• **WORK TO COMPLETE**:
Return the count of lines that mention "votes", with no other words.

Data tied to figure images
>>>

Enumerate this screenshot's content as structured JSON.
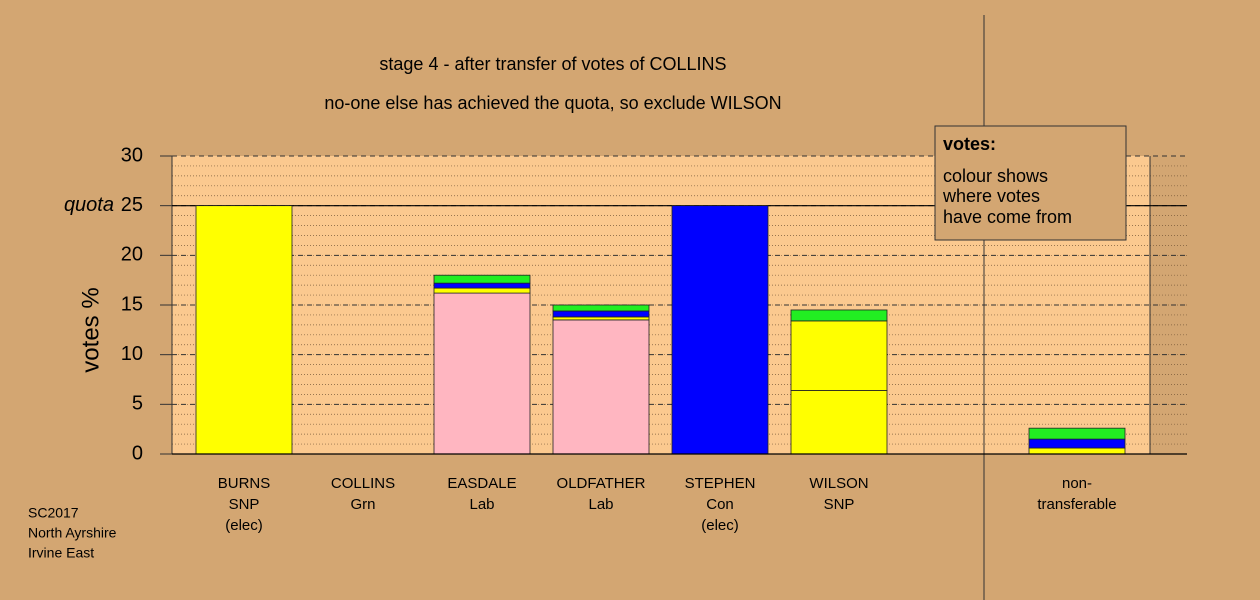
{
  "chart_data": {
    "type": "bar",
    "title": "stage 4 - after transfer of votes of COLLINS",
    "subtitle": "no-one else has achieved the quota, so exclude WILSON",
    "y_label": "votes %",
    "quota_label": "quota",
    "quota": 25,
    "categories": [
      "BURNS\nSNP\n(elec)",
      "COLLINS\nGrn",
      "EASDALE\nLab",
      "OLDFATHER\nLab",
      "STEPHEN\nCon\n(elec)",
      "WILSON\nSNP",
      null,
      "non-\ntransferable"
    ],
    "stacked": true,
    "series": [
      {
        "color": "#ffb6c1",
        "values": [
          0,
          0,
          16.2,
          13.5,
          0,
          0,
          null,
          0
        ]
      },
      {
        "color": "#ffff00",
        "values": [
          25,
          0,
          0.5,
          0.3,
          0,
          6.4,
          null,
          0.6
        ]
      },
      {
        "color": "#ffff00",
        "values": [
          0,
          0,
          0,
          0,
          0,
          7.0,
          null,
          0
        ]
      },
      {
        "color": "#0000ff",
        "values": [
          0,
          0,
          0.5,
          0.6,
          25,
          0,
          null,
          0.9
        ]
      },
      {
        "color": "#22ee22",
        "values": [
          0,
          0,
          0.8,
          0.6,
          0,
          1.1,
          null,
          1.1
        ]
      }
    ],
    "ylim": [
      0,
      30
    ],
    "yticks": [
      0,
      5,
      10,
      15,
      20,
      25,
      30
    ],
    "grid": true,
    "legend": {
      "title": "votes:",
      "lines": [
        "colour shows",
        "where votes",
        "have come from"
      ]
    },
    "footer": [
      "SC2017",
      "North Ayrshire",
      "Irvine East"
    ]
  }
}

<<<

• **SOLUTION TO THE EXERCISE**:
4